(Collected data)
○ ○ ○ ○ ○

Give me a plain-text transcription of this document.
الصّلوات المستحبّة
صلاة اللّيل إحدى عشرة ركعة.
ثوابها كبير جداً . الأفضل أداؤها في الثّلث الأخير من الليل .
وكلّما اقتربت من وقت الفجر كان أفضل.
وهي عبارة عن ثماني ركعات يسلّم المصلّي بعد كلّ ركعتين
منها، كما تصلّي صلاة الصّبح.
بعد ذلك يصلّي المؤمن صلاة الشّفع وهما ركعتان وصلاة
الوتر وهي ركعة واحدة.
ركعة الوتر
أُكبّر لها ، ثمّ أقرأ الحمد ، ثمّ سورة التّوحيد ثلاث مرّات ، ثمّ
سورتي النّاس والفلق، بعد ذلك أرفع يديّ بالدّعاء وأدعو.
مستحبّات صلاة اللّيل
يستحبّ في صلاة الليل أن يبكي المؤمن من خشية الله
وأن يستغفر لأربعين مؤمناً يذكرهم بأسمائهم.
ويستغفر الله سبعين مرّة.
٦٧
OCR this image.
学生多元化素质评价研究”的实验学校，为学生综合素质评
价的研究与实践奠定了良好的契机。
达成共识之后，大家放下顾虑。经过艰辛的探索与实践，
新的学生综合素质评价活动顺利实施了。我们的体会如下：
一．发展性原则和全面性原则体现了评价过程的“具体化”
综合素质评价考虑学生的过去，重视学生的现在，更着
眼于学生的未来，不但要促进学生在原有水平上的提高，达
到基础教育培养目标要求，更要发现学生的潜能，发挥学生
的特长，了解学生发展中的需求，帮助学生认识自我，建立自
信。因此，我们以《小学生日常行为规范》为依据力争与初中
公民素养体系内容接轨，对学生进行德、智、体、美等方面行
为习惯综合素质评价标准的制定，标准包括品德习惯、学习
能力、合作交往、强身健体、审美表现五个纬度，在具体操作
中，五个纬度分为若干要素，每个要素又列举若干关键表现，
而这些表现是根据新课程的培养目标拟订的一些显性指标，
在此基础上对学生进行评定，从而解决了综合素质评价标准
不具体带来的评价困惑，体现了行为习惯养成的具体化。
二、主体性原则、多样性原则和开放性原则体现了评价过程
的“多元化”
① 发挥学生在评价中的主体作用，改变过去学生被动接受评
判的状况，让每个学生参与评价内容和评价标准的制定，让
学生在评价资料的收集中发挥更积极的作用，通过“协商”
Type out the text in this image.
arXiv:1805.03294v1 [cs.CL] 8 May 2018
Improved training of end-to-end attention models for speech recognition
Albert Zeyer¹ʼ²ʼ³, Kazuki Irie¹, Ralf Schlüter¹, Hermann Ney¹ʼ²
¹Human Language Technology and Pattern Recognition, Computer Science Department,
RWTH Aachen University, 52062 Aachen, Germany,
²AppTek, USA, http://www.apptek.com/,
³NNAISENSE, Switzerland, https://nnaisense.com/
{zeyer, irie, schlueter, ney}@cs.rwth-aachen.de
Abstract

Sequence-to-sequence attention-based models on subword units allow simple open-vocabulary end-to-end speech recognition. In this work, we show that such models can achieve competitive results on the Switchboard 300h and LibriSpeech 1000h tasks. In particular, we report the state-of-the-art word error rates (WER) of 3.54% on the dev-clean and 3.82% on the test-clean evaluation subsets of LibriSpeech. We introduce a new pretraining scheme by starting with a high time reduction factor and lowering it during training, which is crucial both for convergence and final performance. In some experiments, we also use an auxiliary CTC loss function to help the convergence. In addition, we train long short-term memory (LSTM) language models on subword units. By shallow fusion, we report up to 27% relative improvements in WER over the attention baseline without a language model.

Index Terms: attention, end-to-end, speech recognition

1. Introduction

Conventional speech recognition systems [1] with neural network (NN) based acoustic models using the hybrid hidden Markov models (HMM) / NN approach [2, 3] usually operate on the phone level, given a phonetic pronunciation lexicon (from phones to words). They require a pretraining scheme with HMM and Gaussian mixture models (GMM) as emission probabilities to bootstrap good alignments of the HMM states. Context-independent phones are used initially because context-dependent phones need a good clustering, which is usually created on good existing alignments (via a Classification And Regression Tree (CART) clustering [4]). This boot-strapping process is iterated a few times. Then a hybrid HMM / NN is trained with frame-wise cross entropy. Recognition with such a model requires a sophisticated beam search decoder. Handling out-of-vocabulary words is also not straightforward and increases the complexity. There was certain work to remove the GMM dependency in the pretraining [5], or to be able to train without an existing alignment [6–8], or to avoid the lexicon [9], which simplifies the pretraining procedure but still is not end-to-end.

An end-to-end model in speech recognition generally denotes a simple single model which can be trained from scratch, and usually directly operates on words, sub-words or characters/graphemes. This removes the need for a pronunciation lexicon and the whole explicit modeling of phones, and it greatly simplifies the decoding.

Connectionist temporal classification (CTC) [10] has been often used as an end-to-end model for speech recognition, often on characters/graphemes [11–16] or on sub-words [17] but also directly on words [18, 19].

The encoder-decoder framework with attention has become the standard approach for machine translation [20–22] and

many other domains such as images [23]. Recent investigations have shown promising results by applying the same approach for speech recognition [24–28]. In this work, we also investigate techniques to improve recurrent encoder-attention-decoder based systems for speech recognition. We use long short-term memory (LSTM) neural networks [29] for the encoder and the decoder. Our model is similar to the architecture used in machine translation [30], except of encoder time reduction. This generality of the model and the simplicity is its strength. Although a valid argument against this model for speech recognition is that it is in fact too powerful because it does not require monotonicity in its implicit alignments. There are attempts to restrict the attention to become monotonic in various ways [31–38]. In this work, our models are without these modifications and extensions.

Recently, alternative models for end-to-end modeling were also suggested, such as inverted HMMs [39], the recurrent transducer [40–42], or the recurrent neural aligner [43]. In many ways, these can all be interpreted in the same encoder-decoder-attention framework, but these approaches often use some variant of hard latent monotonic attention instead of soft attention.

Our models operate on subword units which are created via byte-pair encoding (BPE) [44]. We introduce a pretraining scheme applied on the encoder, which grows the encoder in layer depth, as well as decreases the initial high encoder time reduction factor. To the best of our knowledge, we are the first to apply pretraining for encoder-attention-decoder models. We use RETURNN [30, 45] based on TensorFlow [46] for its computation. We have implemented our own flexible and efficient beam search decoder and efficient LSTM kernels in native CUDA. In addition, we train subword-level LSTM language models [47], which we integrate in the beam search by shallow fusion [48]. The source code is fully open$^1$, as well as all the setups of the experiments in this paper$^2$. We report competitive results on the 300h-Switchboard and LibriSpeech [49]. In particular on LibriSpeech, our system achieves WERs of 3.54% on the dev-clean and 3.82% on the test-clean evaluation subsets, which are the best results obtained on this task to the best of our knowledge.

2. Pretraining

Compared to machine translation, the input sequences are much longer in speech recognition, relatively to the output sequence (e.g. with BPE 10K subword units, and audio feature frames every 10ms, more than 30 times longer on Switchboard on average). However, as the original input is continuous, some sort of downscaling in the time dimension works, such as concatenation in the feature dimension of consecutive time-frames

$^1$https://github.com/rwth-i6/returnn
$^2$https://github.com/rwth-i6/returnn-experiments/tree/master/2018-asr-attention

○ ○ ○ ○ ○

Nothing but a number is needed here: how many lines hold the string "الله"?

2